*** Document segment ***

Chinese e-commerce titan Alibaba Group Holding Ltd seems to be fixated on acquiring interests in Indian e-commerce majors, especially those that directly compete with its global rival Amazon Inc.
After backing Snapdeal and Paytm, recent news reports suggest that Alibaba is making a beeline to invest in the country's largest e-commerce player Flipkart.
The news report suggested that an eventual deal between Alibaba and Flipkart depends on Flipkart's willingness to offer stake at a discount to its current valuation of $15 billion. Both Flipkart and Alibaba did not respond to a Techcircle.in query for more details.
Drive consolidation Some industry watchers feel that Alibaba wants to ride the Indian e-commerce juggernaut and is looking for quick returns from its financial investments. Another school of thought suggests that Alibaba could look at driving consolidation in the Indian e-commerce set up. "It's too much of a stretch to say this today, but I wonder whether Alibaba's interest in Flipkart, Snapdeal and Paytm could one day be the driver of some kind of an alliance / merger between these firms," said Ajeet Khurana, an entrepreneur-turned-angel investor.
Agrees Arvind Singhal, chairman, Technopak Advisors. "I personally feel that Alibaba would invest in Flipkart only if it sees the probability of a merger happening between Snapdeal and Flipkart. Alibaba is not a private equity firm to make an investment and hope to make a profit out of the whole thing. I don't understand why Alibaba would bet a lot of money on portfolio-type investment," he added.

*** End of Document segment ***
*** Records supplied ***

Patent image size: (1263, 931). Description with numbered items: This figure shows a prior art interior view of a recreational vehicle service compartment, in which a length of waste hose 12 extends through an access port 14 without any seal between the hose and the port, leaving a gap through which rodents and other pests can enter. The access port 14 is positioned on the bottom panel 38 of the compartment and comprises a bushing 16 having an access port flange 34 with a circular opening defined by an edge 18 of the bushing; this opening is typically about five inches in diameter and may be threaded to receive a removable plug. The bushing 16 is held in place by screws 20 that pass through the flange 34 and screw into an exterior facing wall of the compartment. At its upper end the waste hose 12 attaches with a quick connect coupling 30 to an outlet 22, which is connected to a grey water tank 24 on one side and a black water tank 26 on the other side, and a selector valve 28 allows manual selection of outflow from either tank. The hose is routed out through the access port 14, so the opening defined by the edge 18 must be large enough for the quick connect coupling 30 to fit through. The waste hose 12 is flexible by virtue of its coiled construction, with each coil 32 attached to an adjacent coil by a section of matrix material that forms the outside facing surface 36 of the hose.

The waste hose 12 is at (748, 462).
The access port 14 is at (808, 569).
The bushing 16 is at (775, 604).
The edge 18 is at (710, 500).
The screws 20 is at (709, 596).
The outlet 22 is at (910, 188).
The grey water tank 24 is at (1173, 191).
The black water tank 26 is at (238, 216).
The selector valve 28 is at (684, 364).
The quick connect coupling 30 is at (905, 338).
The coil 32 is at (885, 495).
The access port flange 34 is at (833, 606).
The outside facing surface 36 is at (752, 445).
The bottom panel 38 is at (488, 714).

*** End of Records supplied ***

> **What to do**
1: Answer these questions using the article on Alibaba and Flipkart:
(a) Which two Indian companies had Alibaba already backed?
(b) What is Flipkart's current valuation, according to the article?
(c) Who is the chairman of Technopak Advisors?
2: In the article on Alibaba and Flipkart, rewrite more briefly the paragraph that begins "Agrees Arvind Singhal," keeping its main points.
3: Write the next part of the article on Alibaba's interest in Flipkart, picking up after its last sentence.

> **Solved problems**
1:
(a) Snapdeal and Paytm
(b) $15 billion
(c) Arvind Singhal

2: Arvind Singhal, chairman of Technopak Advisors, agrees. In his view, Alibaba would invest in Flipkart only if a merger between Snapdeal and Flipkart looked likely. He says Alibaba is not a private equity firm that invests in the hope of a profit, and he doesn't see why it would bet a lot of money on a portfolio-type investment.

3:
Snapdeal was the first e-commerce titan to catch Alibaba's attention. Snapdeal secured $500 million from iPhone manufacturer Foxconn, Alibaba and existing investor SoftBank in July last year.
The SoftBank connection Interestingly, Alibaba's top shareholder is Japanese internet conglomerate SoftBank, which is also the lead investor in Snapdeal. SoftBank alone pumped nearly $657 million in the online marketplace last year, becoming the largest investor in Snapdeal. And Alibaba's financial arm Ant Financial, which runs the Alipay online payment platform, is an investor in Paytm's parent One97 Communications Ltd.
Paytm had raised an undisclosed amount in a fresh round of funding from Alibaba and existing investor Ant Financial in September 2015. Ant Financial, a privately owned group firm controlled by Alibaba founder Jack Ma, had initially invested in Paytm in February along with SAIF Partners.
Entry barriers Angel investor Sanjay Mehta believes that Alibaba wants to make life difficult for Amazon while ensuring that the entry barriers are too high for a company like Rakuten, the Japanese e-commerce major. "When companies like Amazon and Alibaba take pole positions in a market like India, there is little room for a third global player," he says.
While Rakuten has a development and operations center in Bangalore, it does not have an India-specific site yet.
"Rakuten will have to build the business ground up if Alibaba puts money in Flipkart too," Mehta said.
Amazon in India Amazon, which compete with Alibaba for global supremacy, has been growing at an aggressive rate in India. Amazon.in was the top e-commerce site throughout the fourth quarter, which included the busy Diwali shopping season, according to analytics firm comScore. According to App Annie, Amazon.in's app downloads grew over 3,200 per cent in the 12 months till October 2015.
Amazon's India e-tailing platform saw a 250 per cent growth in its seller base. Its storage and fulfilment capacity in India saw a three-fold rise with 5 million cubic feet of storage capacity and 21 fulfillment centres, respectively.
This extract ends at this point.